## start

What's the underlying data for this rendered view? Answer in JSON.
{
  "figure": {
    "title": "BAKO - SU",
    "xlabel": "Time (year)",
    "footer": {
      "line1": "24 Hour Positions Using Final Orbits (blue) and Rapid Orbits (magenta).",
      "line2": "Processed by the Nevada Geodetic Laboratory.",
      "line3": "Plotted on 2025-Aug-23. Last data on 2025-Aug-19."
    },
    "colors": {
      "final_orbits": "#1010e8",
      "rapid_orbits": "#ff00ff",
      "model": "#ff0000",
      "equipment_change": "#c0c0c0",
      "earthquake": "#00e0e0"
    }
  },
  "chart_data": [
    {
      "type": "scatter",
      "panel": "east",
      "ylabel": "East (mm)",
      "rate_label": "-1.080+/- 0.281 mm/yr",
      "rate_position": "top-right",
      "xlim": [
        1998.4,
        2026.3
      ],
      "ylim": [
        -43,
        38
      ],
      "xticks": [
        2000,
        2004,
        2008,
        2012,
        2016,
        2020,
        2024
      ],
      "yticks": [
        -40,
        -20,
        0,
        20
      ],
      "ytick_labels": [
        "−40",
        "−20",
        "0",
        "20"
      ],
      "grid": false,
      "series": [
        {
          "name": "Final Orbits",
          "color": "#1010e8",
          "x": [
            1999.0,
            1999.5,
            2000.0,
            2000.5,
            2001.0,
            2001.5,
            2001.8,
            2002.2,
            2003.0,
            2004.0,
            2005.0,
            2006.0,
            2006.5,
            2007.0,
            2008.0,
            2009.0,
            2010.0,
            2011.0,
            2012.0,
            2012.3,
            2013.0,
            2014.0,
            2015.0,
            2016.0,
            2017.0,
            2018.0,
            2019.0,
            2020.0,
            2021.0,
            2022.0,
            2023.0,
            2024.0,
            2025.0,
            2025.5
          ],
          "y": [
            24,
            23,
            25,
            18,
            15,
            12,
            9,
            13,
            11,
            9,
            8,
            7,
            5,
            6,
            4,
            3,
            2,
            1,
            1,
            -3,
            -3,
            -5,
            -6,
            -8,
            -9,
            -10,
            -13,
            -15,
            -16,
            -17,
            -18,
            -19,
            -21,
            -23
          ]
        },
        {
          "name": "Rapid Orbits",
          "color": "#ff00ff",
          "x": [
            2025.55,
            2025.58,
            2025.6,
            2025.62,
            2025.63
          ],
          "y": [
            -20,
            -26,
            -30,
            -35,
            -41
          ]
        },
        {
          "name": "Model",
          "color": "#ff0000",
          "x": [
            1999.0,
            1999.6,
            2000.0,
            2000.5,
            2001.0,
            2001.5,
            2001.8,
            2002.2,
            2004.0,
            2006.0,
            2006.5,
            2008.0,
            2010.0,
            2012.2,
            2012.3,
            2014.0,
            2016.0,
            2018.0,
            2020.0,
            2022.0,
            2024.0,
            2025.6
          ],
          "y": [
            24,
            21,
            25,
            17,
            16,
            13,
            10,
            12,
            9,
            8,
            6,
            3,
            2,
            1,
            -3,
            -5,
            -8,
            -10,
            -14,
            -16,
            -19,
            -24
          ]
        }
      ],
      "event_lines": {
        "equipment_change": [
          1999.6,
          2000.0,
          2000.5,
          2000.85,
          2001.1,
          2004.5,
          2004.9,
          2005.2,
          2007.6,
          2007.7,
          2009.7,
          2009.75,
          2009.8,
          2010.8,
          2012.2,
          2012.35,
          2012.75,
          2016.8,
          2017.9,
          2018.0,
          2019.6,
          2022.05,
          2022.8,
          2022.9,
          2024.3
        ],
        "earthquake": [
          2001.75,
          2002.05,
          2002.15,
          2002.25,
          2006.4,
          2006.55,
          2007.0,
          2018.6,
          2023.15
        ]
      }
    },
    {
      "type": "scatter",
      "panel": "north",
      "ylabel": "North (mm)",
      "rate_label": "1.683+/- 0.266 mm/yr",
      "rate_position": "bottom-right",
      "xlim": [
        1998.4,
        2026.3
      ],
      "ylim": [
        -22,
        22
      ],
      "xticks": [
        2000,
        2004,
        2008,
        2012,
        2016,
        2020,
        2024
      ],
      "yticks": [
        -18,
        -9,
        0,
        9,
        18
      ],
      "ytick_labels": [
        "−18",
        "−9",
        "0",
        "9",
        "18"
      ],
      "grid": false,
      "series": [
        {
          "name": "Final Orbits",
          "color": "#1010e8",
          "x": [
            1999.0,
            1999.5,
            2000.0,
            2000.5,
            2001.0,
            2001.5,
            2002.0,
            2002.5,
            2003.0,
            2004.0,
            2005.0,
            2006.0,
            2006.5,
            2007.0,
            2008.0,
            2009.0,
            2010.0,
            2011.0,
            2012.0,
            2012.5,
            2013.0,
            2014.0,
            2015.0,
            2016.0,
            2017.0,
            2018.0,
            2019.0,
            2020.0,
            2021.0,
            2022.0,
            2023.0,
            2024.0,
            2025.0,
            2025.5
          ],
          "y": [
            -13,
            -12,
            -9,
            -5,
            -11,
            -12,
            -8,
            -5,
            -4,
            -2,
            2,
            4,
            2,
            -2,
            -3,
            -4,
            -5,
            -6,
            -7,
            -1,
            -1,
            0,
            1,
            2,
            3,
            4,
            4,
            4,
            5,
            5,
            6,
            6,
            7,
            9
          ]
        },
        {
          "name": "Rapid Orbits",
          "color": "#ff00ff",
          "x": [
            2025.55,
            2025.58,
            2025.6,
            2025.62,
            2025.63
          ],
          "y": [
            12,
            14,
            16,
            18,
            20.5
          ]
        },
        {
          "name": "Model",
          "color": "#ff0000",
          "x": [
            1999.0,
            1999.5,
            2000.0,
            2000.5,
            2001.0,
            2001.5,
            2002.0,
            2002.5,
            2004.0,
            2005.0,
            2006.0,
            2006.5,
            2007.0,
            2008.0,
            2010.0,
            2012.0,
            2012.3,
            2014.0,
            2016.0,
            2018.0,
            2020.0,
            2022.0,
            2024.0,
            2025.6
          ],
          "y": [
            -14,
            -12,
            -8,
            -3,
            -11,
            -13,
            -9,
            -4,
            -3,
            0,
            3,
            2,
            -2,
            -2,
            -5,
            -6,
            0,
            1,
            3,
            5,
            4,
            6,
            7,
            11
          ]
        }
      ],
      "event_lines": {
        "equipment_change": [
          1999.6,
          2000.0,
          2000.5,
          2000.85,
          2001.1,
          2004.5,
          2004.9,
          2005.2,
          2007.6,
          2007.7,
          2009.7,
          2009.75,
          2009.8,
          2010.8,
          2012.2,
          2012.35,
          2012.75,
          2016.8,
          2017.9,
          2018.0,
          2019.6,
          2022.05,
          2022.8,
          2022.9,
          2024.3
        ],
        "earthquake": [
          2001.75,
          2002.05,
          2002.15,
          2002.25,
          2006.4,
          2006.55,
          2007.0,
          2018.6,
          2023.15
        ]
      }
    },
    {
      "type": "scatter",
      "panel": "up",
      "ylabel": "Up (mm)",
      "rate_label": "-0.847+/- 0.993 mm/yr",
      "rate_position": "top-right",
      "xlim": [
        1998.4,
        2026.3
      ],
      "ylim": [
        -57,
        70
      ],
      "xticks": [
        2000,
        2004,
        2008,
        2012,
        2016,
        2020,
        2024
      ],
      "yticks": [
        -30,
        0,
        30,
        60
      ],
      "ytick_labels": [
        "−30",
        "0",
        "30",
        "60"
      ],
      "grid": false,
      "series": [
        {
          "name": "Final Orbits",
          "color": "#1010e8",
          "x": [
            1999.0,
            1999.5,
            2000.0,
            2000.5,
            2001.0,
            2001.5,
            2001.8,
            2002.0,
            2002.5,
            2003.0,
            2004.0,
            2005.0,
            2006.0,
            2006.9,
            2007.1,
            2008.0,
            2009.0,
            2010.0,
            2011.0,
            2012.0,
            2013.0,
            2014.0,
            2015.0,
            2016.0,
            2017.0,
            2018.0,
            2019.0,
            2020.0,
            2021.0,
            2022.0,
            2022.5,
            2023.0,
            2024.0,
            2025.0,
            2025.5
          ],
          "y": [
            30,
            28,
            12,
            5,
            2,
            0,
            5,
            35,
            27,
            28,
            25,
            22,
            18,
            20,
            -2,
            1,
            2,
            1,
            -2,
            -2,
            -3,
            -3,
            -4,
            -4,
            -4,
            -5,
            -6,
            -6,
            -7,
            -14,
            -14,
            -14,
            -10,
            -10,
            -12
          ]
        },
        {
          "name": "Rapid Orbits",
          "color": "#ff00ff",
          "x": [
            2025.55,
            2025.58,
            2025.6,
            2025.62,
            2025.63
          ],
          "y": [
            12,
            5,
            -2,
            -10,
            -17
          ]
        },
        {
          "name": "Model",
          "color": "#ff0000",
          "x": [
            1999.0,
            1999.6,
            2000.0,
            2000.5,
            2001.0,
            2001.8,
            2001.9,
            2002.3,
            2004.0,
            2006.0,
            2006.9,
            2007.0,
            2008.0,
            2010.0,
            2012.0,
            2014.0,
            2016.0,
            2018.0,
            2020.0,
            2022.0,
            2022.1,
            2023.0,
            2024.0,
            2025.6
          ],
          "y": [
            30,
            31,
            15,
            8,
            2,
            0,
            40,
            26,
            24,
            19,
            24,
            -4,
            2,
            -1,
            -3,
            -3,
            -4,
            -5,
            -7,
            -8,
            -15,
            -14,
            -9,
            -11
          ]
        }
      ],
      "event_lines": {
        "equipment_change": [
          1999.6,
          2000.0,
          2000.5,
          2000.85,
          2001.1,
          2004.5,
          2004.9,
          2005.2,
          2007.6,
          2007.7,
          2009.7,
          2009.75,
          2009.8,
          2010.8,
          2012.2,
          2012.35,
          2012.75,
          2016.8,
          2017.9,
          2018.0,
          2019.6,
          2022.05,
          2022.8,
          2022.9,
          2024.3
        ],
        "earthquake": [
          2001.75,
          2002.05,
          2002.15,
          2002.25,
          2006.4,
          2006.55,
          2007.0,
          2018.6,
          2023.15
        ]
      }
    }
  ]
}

## end

TASK TO CARRY OUT = Go through the material and copy out every line with "ylabel" in it.

SOLUTION FOR THIS TASK =
      "ylabel": "East (mm)",
      "ylabel": "North (mm)",
      "ylabel": "Up (mm)",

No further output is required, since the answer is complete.